Transcribe the listing exactly, leaving out every picture.

:: GIVEN RECORDS

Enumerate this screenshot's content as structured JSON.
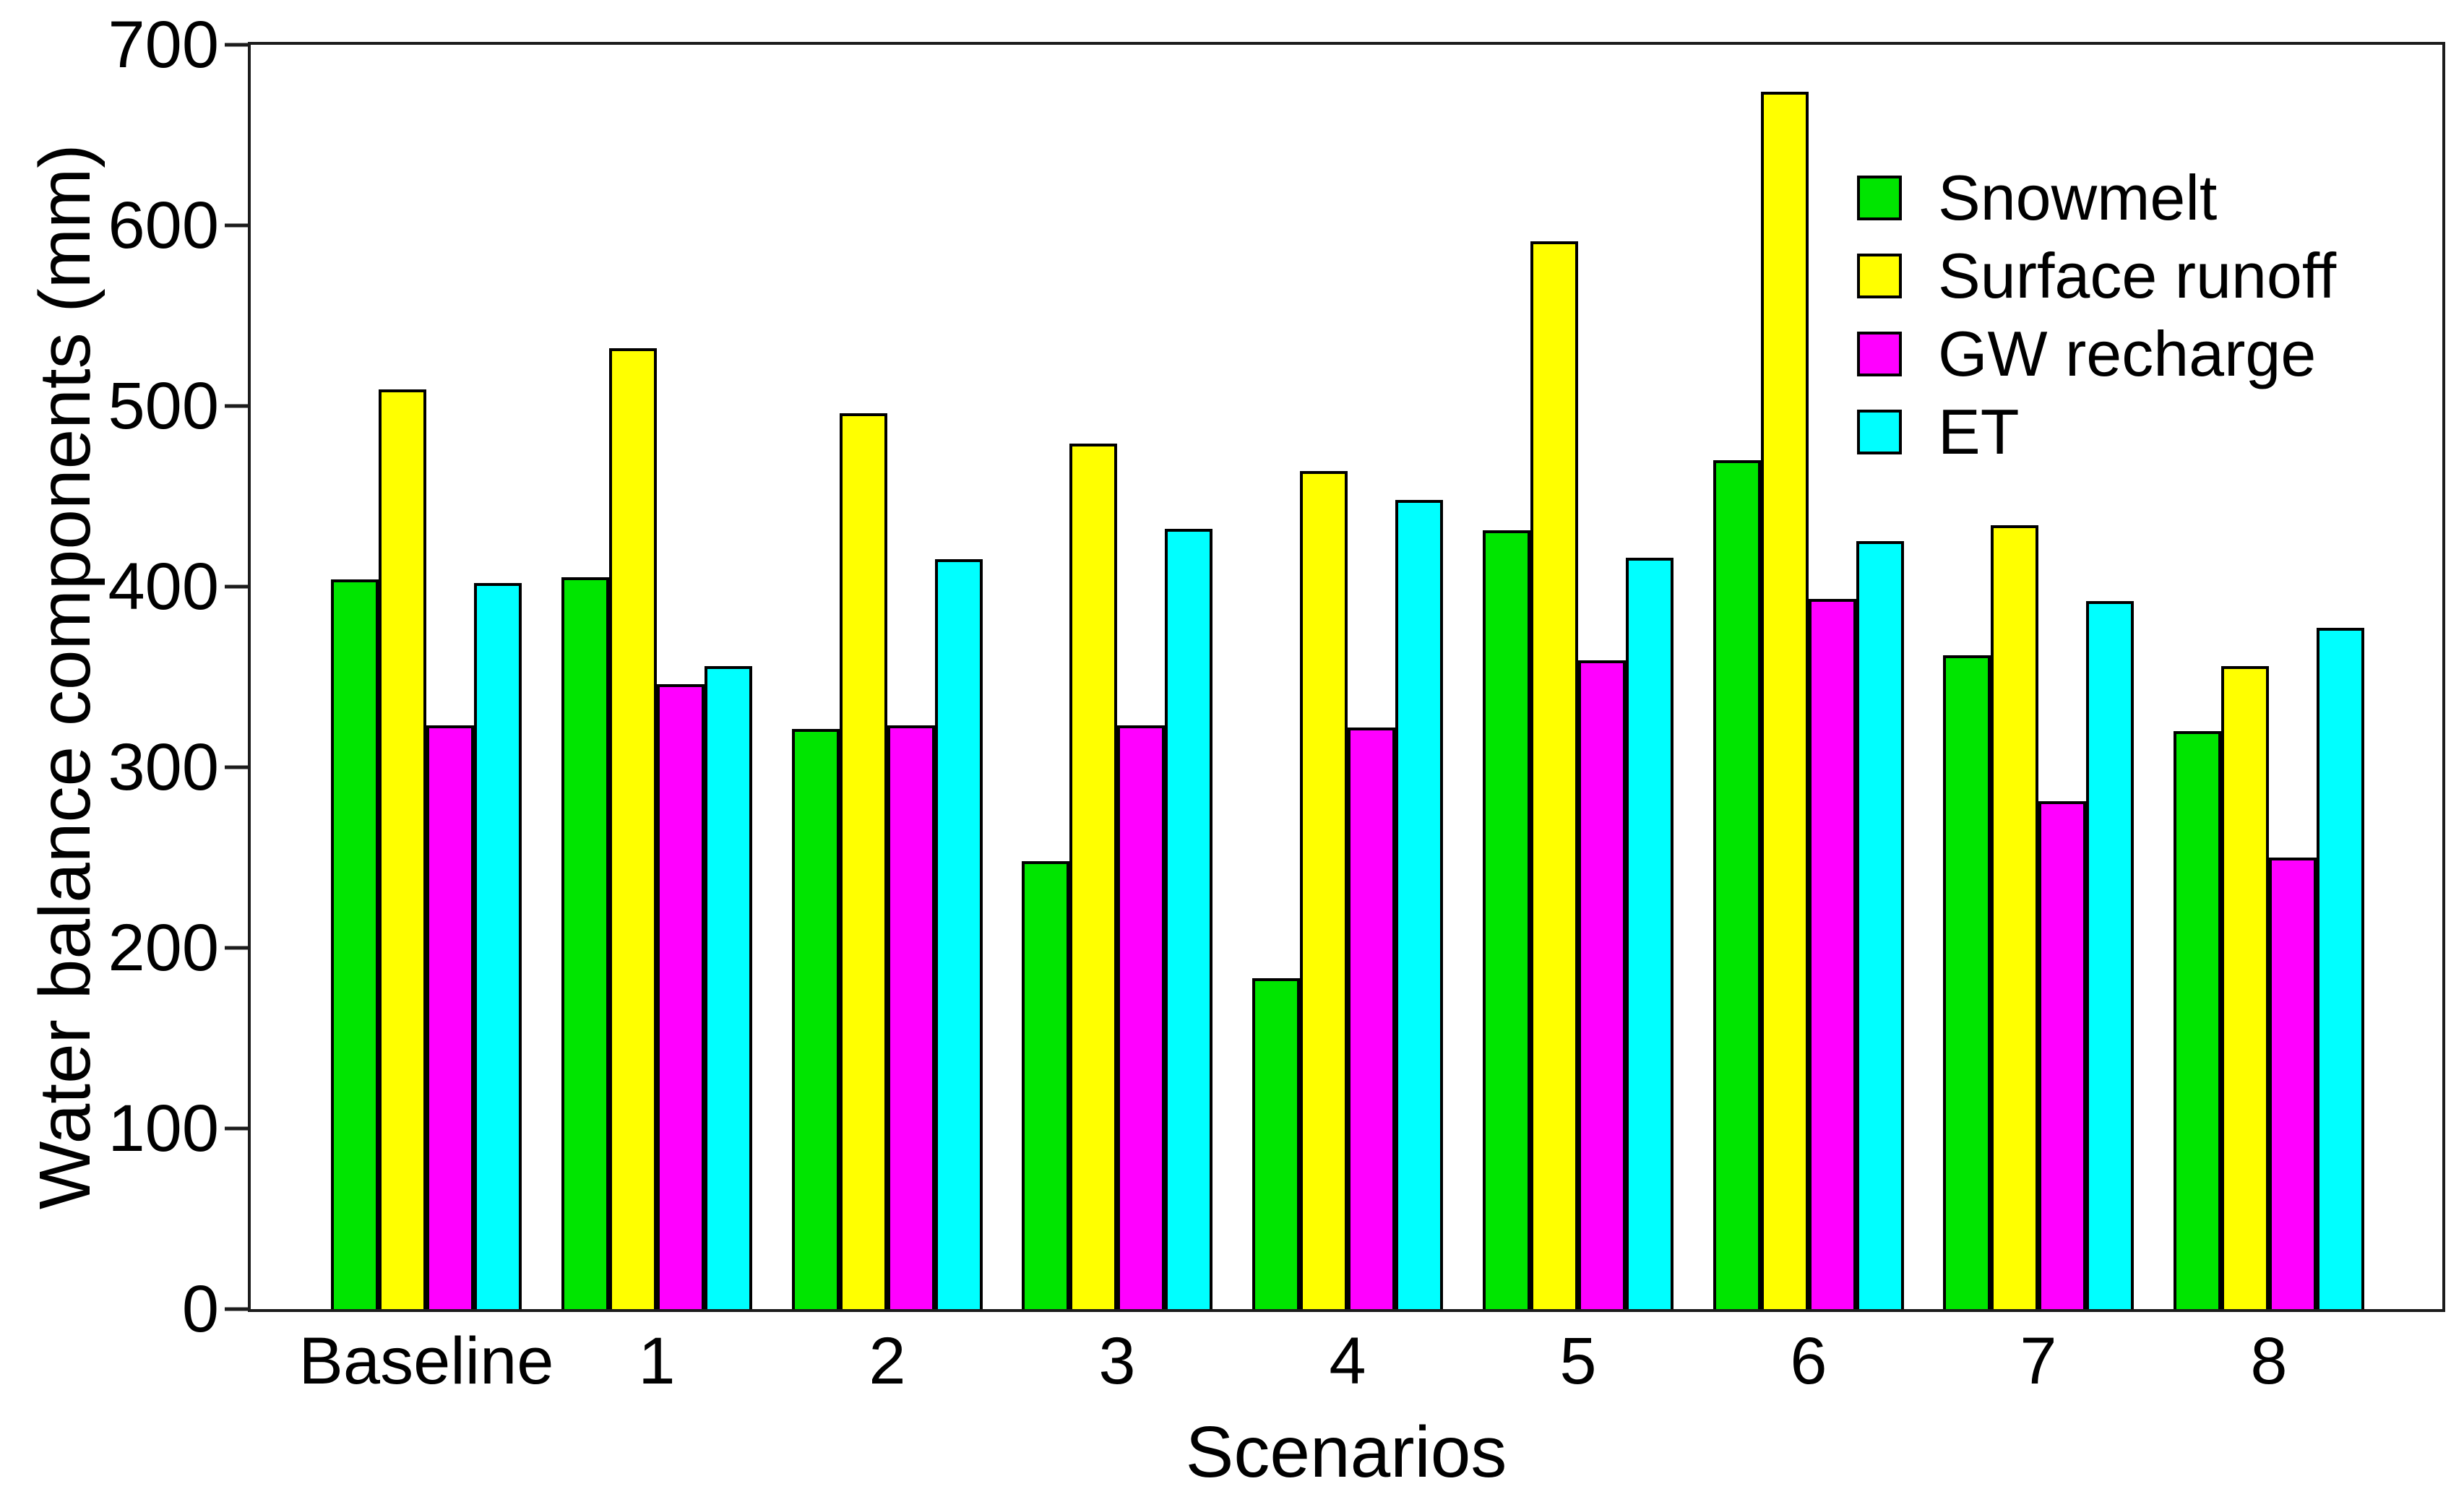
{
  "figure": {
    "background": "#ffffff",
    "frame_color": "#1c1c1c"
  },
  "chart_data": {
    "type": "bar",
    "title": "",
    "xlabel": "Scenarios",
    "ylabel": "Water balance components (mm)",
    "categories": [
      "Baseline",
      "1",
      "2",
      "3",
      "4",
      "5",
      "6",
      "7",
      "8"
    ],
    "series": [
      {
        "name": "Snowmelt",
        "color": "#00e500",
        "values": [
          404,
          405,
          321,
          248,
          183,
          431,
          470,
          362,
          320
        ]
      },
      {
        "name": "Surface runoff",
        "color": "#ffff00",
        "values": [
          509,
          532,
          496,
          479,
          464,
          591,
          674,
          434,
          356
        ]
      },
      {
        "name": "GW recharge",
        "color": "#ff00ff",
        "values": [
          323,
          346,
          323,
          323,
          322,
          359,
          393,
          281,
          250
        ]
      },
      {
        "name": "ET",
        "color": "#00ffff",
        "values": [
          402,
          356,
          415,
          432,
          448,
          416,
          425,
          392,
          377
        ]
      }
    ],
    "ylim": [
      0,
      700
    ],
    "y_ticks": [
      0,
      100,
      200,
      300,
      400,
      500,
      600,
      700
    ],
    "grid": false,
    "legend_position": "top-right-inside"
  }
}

::::

◆ **FINISHED EXERCISE**:
Enumerate this screenshot's content as structured JSON.
{
  "figure": {
    "background": "#ffffff",
    "frame_color": "#1c1c1c"
  },
  "chart_data": {
    "type": "bar",
    "title": "",
    "xlabel": "Scenarios",
    "ylabel": "Water balance components (mm)",
    "categories": [
      "Baseline",
      "1",
      "2",
      "3",
      "4",
      "5",
      "6",
      "7",
      "8"
    ],
    "series": [
      {
        "name": "Snowmelt",
        "color": "#00e500",
        "values": [
          404,
          405,
          321,
          248,
          183,
          431,
          470,
          362,
          320
        ]
      },
      {
        "name": "Surface runoff",
        "color": "#ffff00",
        "values": [
          509,
          532,
          496,
          479,
          464,
          591,
          674,
          434,
          356
        ]
      },
      {
        "name": "GW recharge",
        "color": "#ff00ff",
        "values": [
          323,
          346,
          323,
          323,
          322,
          359,
          393,
          281,
          250
        ]
      },
      {
        "name": "ET",
        "color": "#00ffff",
        "values": [
          402,
          356,
          415,
          432,
          448,
          416,
          425,
          392,
          377
        ]
      }
    ],
    "ylim": [
      0,
      700
    ],
    "y_ticks": [
      0,
      100,
      200,
      300,
      400,
      500,
      600,
      700
    ],
    "grid": false,
    "legend_position": "top-right-inside"
  }
}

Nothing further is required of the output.